◆ Stated goal
Read the records below. Copy each line where the string "Exposed" occurs.

━━━━━ Supplied data ━━━━━

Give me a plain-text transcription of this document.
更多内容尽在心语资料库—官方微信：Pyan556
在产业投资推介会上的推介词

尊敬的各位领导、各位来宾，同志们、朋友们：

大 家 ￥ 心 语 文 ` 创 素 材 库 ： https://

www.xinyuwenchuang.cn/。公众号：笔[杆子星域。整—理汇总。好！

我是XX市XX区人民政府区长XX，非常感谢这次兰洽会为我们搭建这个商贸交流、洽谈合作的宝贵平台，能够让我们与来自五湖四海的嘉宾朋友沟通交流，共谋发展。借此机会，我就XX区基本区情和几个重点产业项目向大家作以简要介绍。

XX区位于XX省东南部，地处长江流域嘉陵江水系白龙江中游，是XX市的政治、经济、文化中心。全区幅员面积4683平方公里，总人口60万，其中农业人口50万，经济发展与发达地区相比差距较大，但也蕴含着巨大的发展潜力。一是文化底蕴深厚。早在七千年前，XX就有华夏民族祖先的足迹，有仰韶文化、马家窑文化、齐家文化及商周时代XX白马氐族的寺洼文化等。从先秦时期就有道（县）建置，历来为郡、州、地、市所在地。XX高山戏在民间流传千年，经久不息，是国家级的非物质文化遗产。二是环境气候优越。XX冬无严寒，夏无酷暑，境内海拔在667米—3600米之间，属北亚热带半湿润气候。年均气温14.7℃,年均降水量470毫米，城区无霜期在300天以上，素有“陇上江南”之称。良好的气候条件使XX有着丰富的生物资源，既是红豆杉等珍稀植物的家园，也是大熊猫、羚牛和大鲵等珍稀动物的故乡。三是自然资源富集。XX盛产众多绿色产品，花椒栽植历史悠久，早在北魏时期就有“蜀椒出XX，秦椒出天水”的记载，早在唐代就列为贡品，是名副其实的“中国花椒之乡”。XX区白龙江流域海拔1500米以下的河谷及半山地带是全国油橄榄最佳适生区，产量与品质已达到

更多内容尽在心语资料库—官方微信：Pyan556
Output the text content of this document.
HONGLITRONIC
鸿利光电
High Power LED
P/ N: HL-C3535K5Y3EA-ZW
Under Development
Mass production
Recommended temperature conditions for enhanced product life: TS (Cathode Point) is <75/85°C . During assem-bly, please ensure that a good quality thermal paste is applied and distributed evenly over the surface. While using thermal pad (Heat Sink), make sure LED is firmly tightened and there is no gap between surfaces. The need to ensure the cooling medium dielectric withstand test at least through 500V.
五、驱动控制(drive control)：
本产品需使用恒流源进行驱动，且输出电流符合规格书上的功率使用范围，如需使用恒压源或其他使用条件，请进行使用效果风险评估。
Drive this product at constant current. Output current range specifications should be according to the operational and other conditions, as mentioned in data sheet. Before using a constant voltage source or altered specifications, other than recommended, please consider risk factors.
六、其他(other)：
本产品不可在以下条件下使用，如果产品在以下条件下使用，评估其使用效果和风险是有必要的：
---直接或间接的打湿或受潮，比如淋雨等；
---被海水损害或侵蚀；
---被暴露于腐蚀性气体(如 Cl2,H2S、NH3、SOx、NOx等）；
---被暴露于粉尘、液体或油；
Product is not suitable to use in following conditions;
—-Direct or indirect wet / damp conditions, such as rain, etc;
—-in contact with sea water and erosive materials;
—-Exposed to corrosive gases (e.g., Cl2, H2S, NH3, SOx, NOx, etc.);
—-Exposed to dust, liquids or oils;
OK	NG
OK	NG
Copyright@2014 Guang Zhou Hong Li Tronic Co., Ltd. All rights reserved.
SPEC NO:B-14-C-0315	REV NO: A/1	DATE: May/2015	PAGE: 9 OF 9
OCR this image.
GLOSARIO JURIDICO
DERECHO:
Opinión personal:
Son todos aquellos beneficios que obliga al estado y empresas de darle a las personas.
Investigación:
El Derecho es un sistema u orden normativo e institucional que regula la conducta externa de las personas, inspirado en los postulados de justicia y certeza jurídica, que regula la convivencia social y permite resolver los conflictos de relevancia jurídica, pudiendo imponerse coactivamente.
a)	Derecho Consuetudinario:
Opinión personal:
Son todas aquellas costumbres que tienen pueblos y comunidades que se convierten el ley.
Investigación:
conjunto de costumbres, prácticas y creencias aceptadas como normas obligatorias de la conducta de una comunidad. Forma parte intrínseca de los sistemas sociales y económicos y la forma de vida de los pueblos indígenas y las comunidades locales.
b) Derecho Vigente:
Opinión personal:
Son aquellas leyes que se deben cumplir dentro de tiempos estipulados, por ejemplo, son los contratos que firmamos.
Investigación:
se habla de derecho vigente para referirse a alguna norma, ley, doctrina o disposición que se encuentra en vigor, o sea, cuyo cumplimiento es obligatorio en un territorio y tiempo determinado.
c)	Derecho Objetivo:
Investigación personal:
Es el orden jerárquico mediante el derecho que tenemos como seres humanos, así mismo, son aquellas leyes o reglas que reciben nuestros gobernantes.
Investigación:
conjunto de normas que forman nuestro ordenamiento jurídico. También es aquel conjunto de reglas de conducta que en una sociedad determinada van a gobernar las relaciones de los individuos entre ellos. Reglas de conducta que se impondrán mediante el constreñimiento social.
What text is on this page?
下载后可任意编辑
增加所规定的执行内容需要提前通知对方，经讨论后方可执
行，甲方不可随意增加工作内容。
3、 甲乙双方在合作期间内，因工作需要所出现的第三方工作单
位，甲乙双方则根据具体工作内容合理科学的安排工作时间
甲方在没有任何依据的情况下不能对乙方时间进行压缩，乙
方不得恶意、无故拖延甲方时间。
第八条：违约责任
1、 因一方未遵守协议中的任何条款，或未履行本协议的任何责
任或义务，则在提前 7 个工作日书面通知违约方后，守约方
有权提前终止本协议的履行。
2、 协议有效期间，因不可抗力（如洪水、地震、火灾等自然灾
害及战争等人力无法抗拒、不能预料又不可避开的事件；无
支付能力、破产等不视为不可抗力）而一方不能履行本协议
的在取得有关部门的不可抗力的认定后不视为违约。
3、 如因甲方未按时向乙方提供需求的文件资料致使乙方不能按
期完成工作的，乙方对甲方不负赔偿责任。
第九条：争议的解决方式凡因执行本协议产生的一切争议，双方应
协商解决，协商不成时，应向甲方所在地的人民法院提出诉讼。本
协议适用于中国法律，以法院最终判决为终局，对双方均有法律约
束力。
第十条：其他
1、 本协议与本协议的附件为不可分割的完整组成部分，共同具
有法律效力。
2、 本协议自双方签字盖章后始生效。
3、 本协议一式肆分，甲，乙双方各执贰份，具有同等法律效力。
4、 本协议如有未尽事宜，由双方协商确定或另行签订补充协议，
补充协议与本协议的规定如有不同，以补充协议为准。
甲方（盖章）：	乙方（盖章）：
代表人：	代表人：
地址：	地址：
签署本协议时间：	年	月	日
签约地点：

━━━━━

◆ Full answer
—-Exposed to corrosive gases (e.g., Cl2, H2S, NH3, SOx, NOx, etc.);
—-Exposed to dust, liquids or oils;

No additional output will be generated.